■ **DO THIS**
Gather all lines with "coordinate" from the records.

(Records from a collection of figures)
|---|
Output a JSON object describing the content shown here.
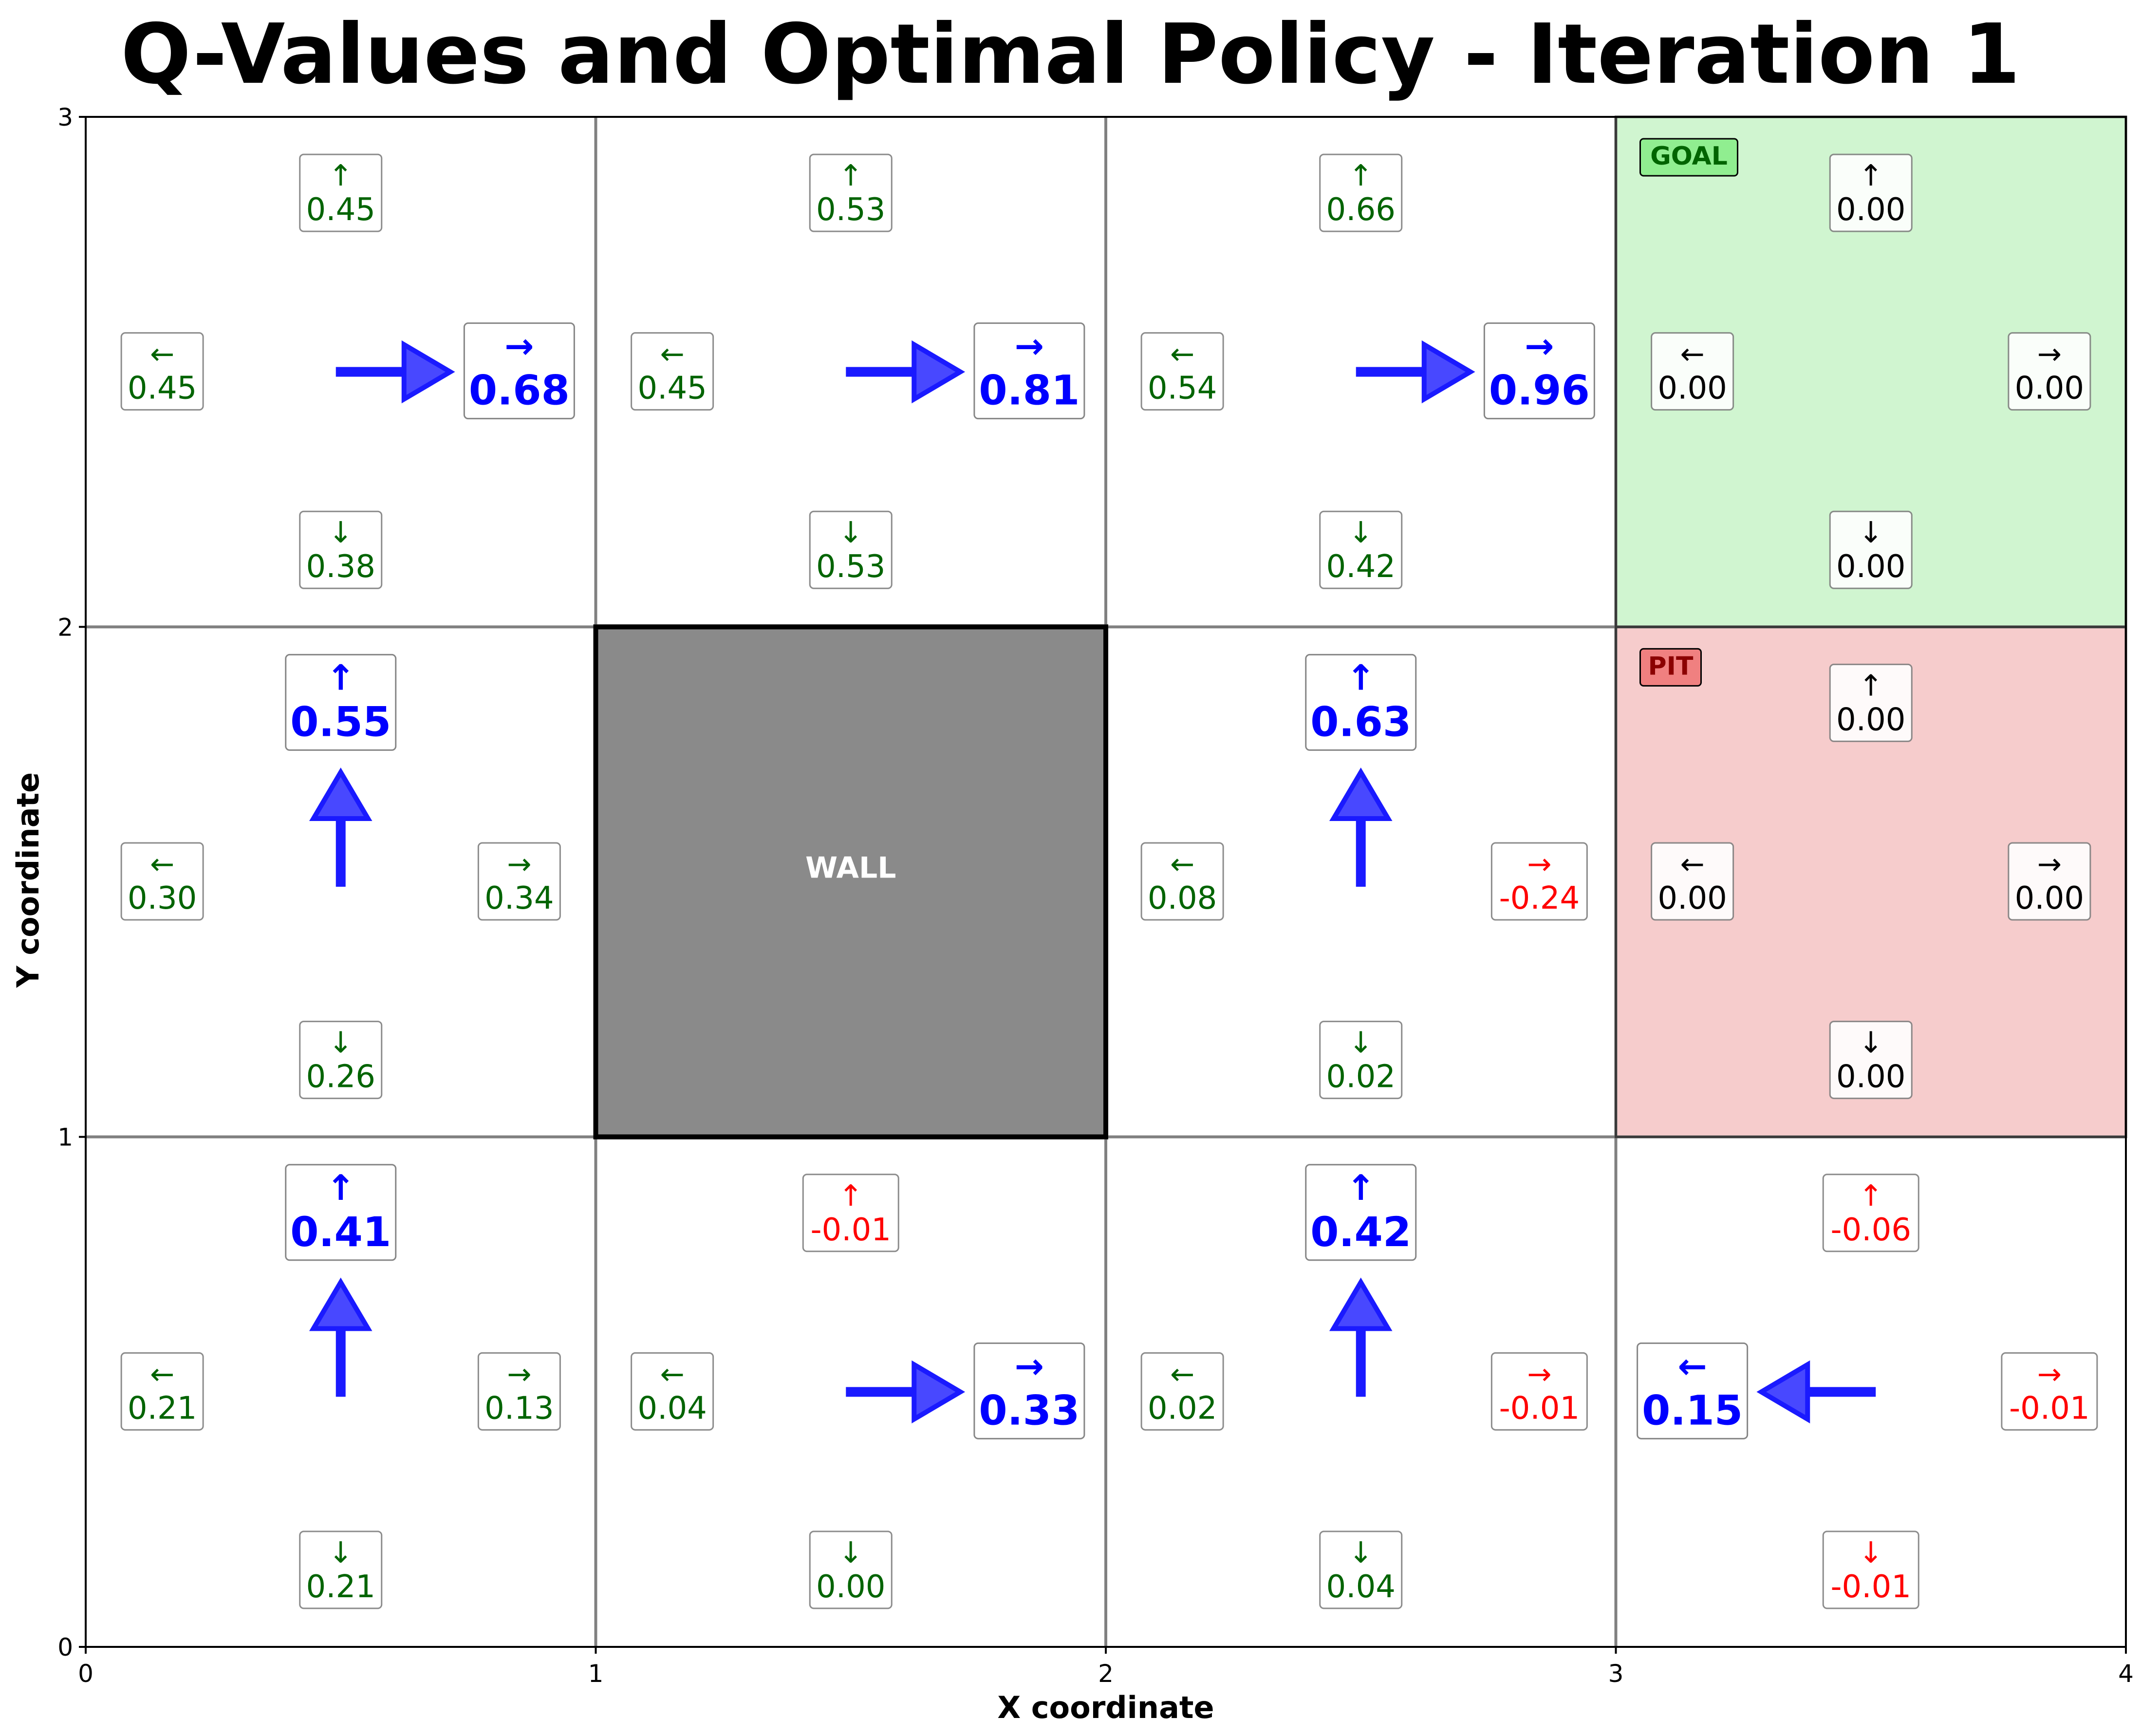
{
  "title": "Q-Values and Optimal Policy - Iteration 1",
  "colors": {
    "positive": "#006400",
    "negative": "#ff0000",
    "zero": "#000000",
    "best": "#0000ff",
    "arrow": "#1a1aff",
    "goal_fill": "#d0f5d0",
    "pit_fill": "#f6cccc",
    "goal_tag": "#90ee90",
    "pit_tag": "#f08080",
    "wall": "#8a8a8a",
    "grid": "#808080"
  },
  "chart_data": {
    "type": "gridworld",
    "xlabel": "X coordinate",
    "ylabel": "Y coordinate",
    "xlim": [
      0,
      4
    ],
    "ylim": [
      0,
      3
    ],
    "xticks": [
      "0",
      "1",
      "2",
      "3",
      "4"
    ],
    "yticks": [
      "0",
      "1",
      "2",
      "3"
    ],
    "special_cells": [
      {
        "x": 3,
        "y": 2,
        "kind": "goal",
        "label": "GOAL"
      },
      {
        "x": 3,
        "y": 1,
        "kind": "pit",
        "label": "PIT"
      },
      {
        "x": 1,
        "y": 1,
        "kind": "wall",
        "label": "WALL"
      }
    ],
    "cells": [
      {
        "x": 0,
        "y": 2,
        "best": "right",
        "q": {
          "up": "0.45",
          "left": "0.45",
          "right": "0.68",
          "down": "0.38"
        }
      },
      {
        "x": 1,
        "y": 2,
        "best": "right",
        "q": {
          "up": "0.53",
          "left": "0.45",
          "right": "0.81",
          "down": "0.53"
        }
      },
      {
        "x": 2,
        "y": 2,
        "best": "right",
        "q": {
          "up": "0.66",
          "left": "0.54",
          "right": "0.96",
          "down": "0.42"
        }
      },
      {
        "x": 3,
        "y": 2,
        "best": null,
        "q": {
          "up": "0.00",
          "left": "0.00",
          "right": "0.00",
          "down": "0.00"
        }
      },
      {
        "x": 0,
        "y": 1,
        "best": "up",
        "q": {
          "up": "0.55",
          "left": "0.30",
          "right": "0.34",
          "down": "0.26"
        }
      },
      {
        "x": 2,
        "y": 1,
        "best": "up",
        "q": {
          "up": "0.63",
          "left": "0.08",
          "right": "-0.24",
          "down": "0.02"
        }
      },
      {
        "x": 3,
        "y": 1,
        "best": null,
        "q": {
          "up": "0.00",
          "left": "0.00",
          "right": "0.00",
          "down": "0.00"
        }
      },
      {
        "x": 0,
        "y": 0,
        "best": "up",
        "q": {
          "up": "0.41",
          "left": "0.21",
          "right": "0.13",
          "down": "0.21"
        }
      },
      {
        "x": 1,
        "y": 0,
        "best": "right",
        "q": {
          "up": "-0.01",
          "left": "0.04",
          "right": "0.33",
          "down": "0.00"
        }
      },
      {
        "x": 2,
        "y": 0,
        "best": "up",
        "q": {
          "up": "0.42",
          "left": "0.02",
          "right": "-0.01",
          "down": "0.04"
        }
      },
      {
        "x": 3,
        "y": 0,
        "best": "left",
        "q": {
          "up": "-0.06",
          "left": "0.15",
          "right": "-0.01",
          "down": "-0.01"
        }
      }
    ]
  }
}
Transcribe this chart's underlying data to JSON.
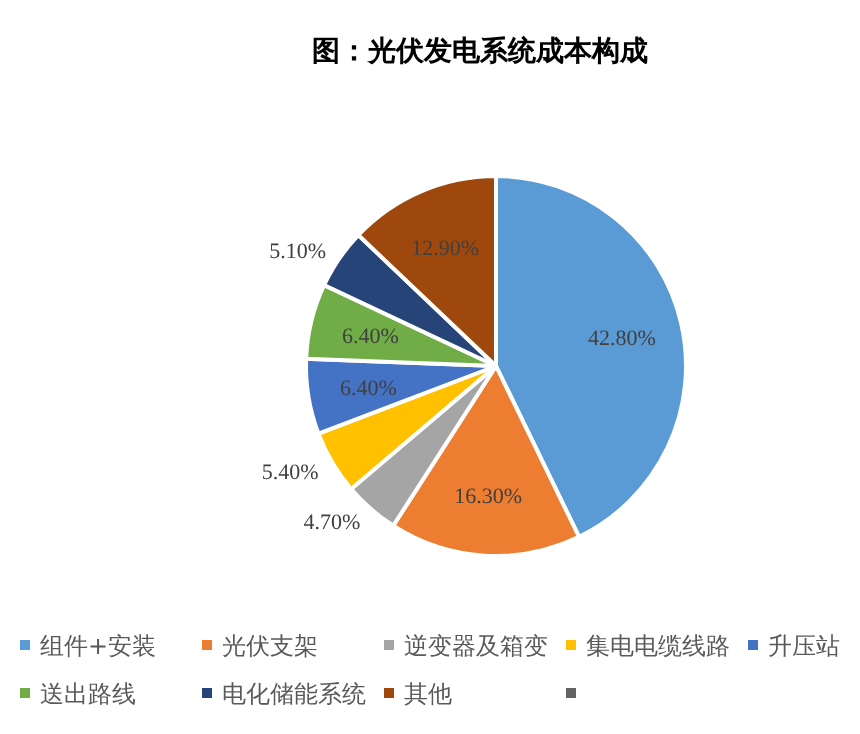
|---|
■ **THE REPLY**
    "xlabel": "X coordinate",
    "ylabel": "Y coordinate",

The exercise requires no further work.